GIVEN REQUEST -
For the listing below, give the number of lines in which "ffffff" occurs. Add nothing.

= = = = =

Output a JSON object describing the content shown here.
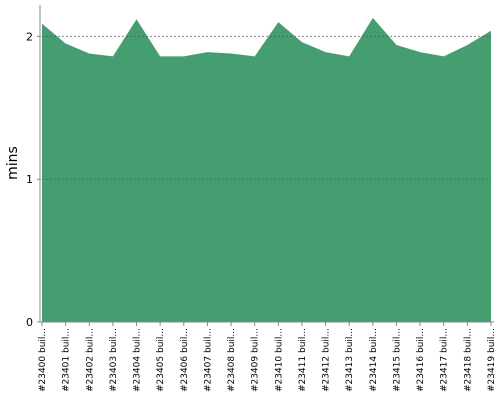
{
  "chart_data": {
    "type": "area",
    "y_label": "mins",
    "categories": [
      "#23400 buil...",
      "#23401 buil...",
      "#23402 buil...",
      "#23403 buil...",
      "#23404 buil...",
      "#23405 buil...",
      "#23406 buil...",
      "#23407 buil...",
      "#23408 buil...",
      "#23409 buil...",
      "#23410 buil...",
      "#23411 buil...",
      "#23412 buil...",
      "#23413 buil...",
      "#23414 buil...",
      "#23415 buil...",
      "#23416 buil...",
      "#23417 buil...",
      "#23418 buil...",
      "#23419 buil..."
    ],
    "series": [
      {
        "name": "build",
        "color": "#459e6f",
        "values": [
          2.09,
          1.95,
          1.88,
          1.86,
          2.12,
          1.86,
          1.86,
          1.89,
          1.88,
          1.86,
          2.1,
          1.96,
          1.89,
          1.86,
          2.13,
          1.94,
          1.89,
          1.86,
          1.94,
          2.04
        ]
      }
    ],
    "ylim": [
      0,
      2.22
    ],
    "yticks": [
      0,
      1,
      2
    ],
    "grid": true
  }
}
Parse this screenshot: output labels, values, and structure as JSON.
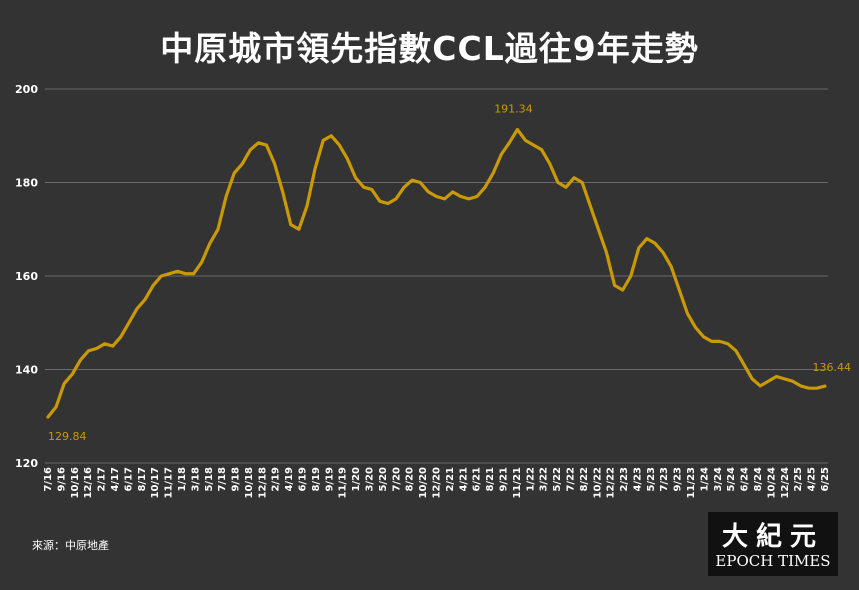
{
  "chart_data": {
    "type": "line",
    "title": "中原城市領先指數CCL過往9年走勢",
    "xlabel": "",
    "ylabel": "",
    "ylim": [
      120,
      200
    ],
    "yticks": [
      120,
      140,
      160,
      180,
      200
    ],
    "grid": true,
    "x_tick_labels": [
      "7/16",
      "9/16",
      "10/16",
      "12/16",
      "2/17",
      "4/17",
      "6/17",
      "8/17",
      "10/17",
      "11/17",
      "1/18",
      "3/18",
      "5/18",
      "7/18",
      "9/18",
      "10/18",
      "12/18",
      "2/19",
      "4/19",
      "6/19",
      "8/19",
      "9/19",
      "11/19",
      "1/20",
      "3/20",
      "5/20",
      "7/20",
      "8/20",
      "10/20",
      "12/20",
      "2/21",
      "4/21",
      "6/21",
      "8/21",
      "9/21",
      "11/21",
      "1/22",
      "3/22",
      "5/22",
      "7/22",
      "8/22",
      "10/22",
      "12/22",
      "2/23",
      "4/23",
      "5/23",
      "7/23",
      "9/23",
      "11/23",
      "1/24",
      "3/24",
      "5/24",
      "6/24",
      "8/24",
      "10/24",
      "12/24",
      "2/25",
      "4/25",
      "6/25"
    ],
    "series": [
      {
        "color": "#c99a06",
        "values": [
          129.84,
          132,
          137,
          139,
          142,
          144,
          144.5,
          145.5,
          145,
          147,
          150,
          153,
          155,
          158,
          160,
          160.5,
          161,
          160.5,
          160.5,
          163,
          167,
          170,
          177,
          182,
          184,
          187,
          188.5,
          188,
          184,
          178,
          171,
          170,
          175,
          183,
          189,
          190,
          188,
          185,
          181,
          179,
          178.5,
          176,
          175.5,
          176.5,
          179,
          180.5,
          180,
          178,
          177,
          176.5,
          178,
          177,
          176.5,
          177,
          179,
          182,
          186,
          188.5,
          191.34,
          189,
          188,
          187,
          184,
          180,
          179,
          181,
          180,
          175,
          170,
          165,
          158,
          157,
          160,
          166,
          168,
          167,
          165,
          162,
          157,
          152,
          149,
          147,
          146,
          146,
          145.5,
          144,
          141,
          138,
          136.5,
          137.5,
          138.5,
          138,
          137.5,
          136.5,
          136,
          136,
          136.44
        ],
        "start_label": "129.84",
        "peak_label": "191.34",
        "end_label": "136.44"
      }
    ]
  },
  "source": "來源：中原地產",
  "logo": {
    "cn": "大紀元",
    "en": "EPOCH TIMES"
  },
  "colors": {
    "background": "#333333",
    "line": "#c99a06",
    "grid": "#6a6a6a",
    "text": "#ffffff"
  }
}
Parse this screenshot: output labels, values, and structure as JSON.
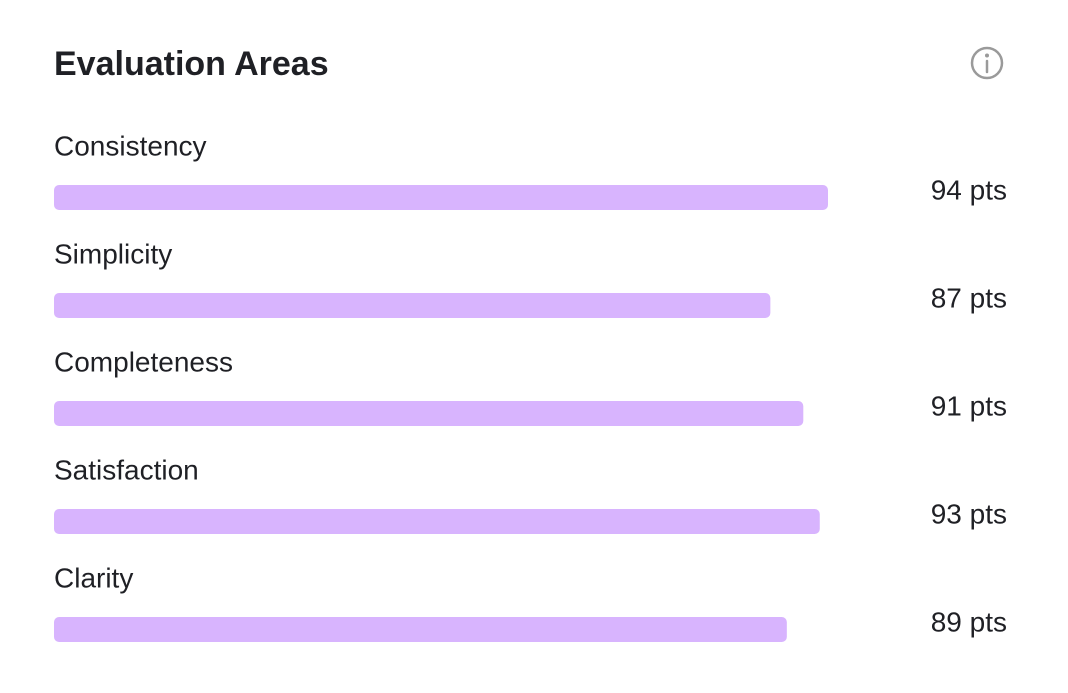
{
  "chart_data": {
    "type": "bar",
    "title": "Evaluation Areas",
    "categories": [
      "Consistency",
      "Simplicity",
      "Completeness",
      "Satisfaction",
      "Clarity"
    ],
    "values": [
      94,
      87,
      91,
      93,
      89
    ],
    "value_labels": [
      "94 pts",
      "87 pts",
      "91 pts",
      "93 pts",
      "89 pts"
    ],
    "color": "#d8b4fe"
  }
}
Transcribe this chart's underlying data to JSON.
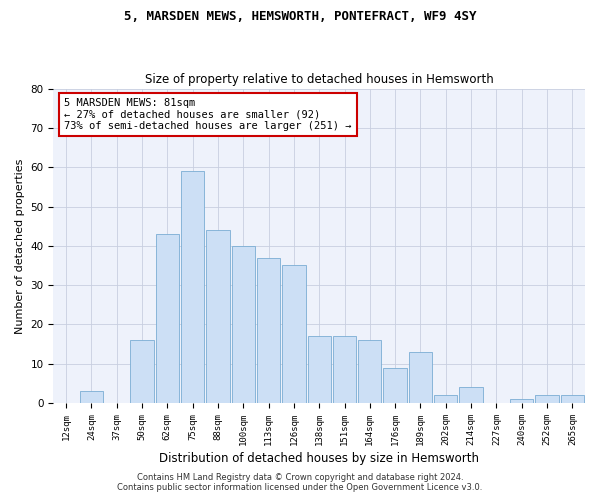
{
  "title1": "5, MARSDEN MEWS, HEMSWORTH, PONTEFRACT, WF9 4SY",
  "title2": "Size of property relative to detached houses in Hemsworth",
  "xlabel": "Distribution of detached houses by size in Hemsworth",
  "ylabel": "Number of detached properties",
  "categories": [
    "12sqm",
    "24sqm",
    "37sqm",
    "50sqm",
    "62sqm",
    "75sqm",
    "88sqm",
    "100sqm",
    "113sqm",
    "126sqm",
    "138sqm",
    "151sqm",
    "164sqm",
    "176sqm",
    "189sqm",
    "202sqm",
    "214sqm",
    "227sqm",
    "240sqm",
    "252sqm",
    "265sqm"
  ],
  "values": [
    0,
    3,
    0,
    16,
    43,
    59,
    44,
    40,
    37,
    35,
    17,
    17,
    16,
    9,
    13,
    2,
    4,
    0,
    1,
    2,
    2
  ],
  "bar_color": "#ccdff5",
  "bar_edge_color": "#7aadd4",
  "annotation_line1": "5 MARSDEN MEWS: 81sqm",
  "annotation_line2": "← 27% of detached houses are smaller (92)",
  "annotation_line3": "73% of semi-detached houses are larger (251) →",
  "annotation_box_color": "#ffffff",
  "annotation_box_edge_color": "#cc0000",
  "footer1": "Contains HM Land Registry data © Crown copyright and database right 2024.",
  "footer2": "Contains public sector information licensed under the Open Government Licence v3.0.",
  "bg_color": "#eef2fb",
  "grid_color": "#c8cfe0",
  "ylim": [
    0,
    80
  ],
  "yticks": [
    0,
    10,
    20,
    30,
    40,
    50,
    60,
    70,
    80
  ],
  "title1_fontsize": 9,
  "title2_fontsize": 8.5,
  "ylabel_fontsize": 8,
  "xlabel_fontsize": 8.5
}
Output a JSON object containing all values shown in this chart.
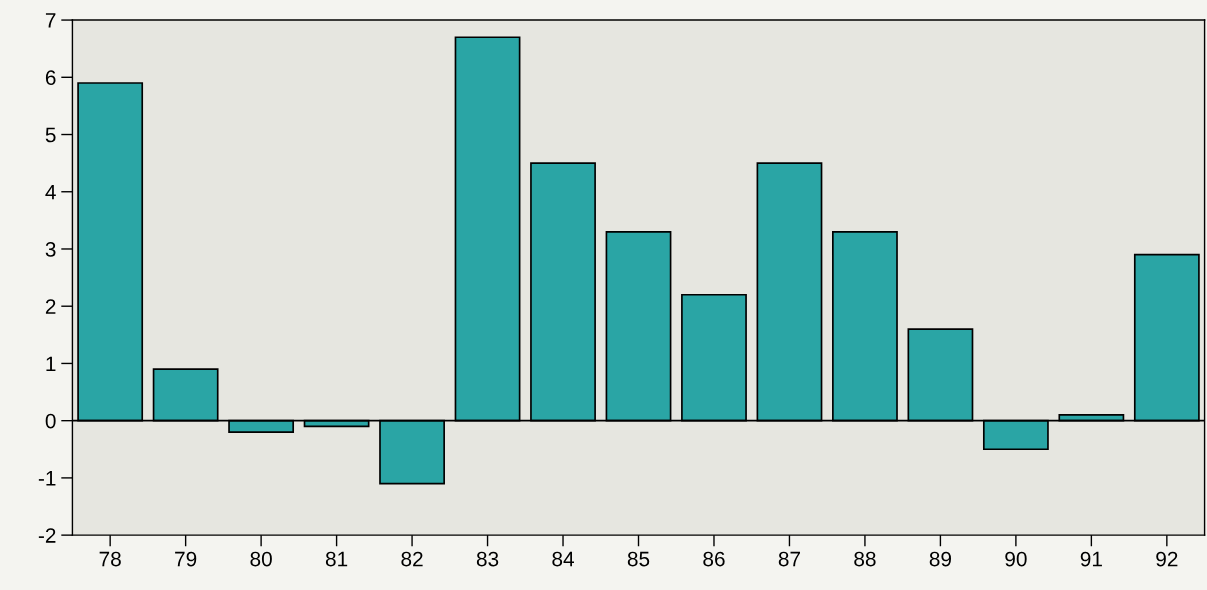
{
  "chart_data": {
    "type": "bar",
    "categories": [
      "78",
      "79",
      "80",
      "81",
      "82",
      "83",
      "84",
      "85",
      "86",
      "87",
      "88",
      "89",
      "90",
      "91",
      "92"
    ],
    "values": [
      5.9,
      0.9,
      -0.2,
      -0.1,
      -1.1,
      6.7,
      4.5,
      3.3,
      2.2,
      4.5,
      3.3,
      1.6,
      -0.5,
      0.1,
      2.9
    ],
    "color": "#2aa5a5",
    "ylim": [
      -2,
      7
    ],
    "yticks": [
      -2,
      -1,
      0,
      1,
      2,
      3,
      4,
      5,
      6,
      7
    ],
    "grid": false,
    "legend": false,
    "ref_lines": [
      {
        "axis": "y",
        "value": 0,
        "color": "#000000"
      }
    ]
  }
}
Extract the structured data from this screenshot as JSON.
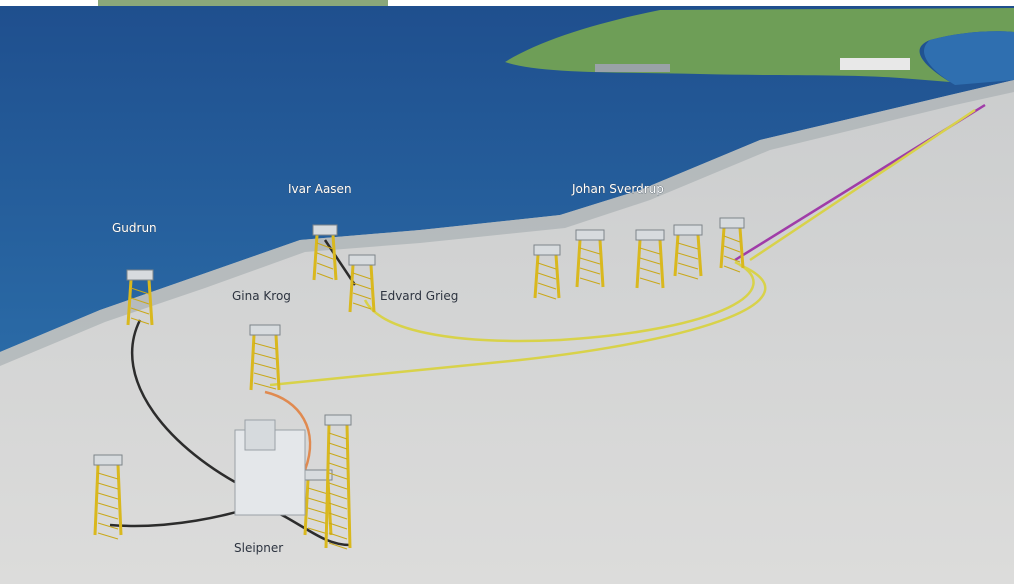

= = = = =

SOLUTION -
2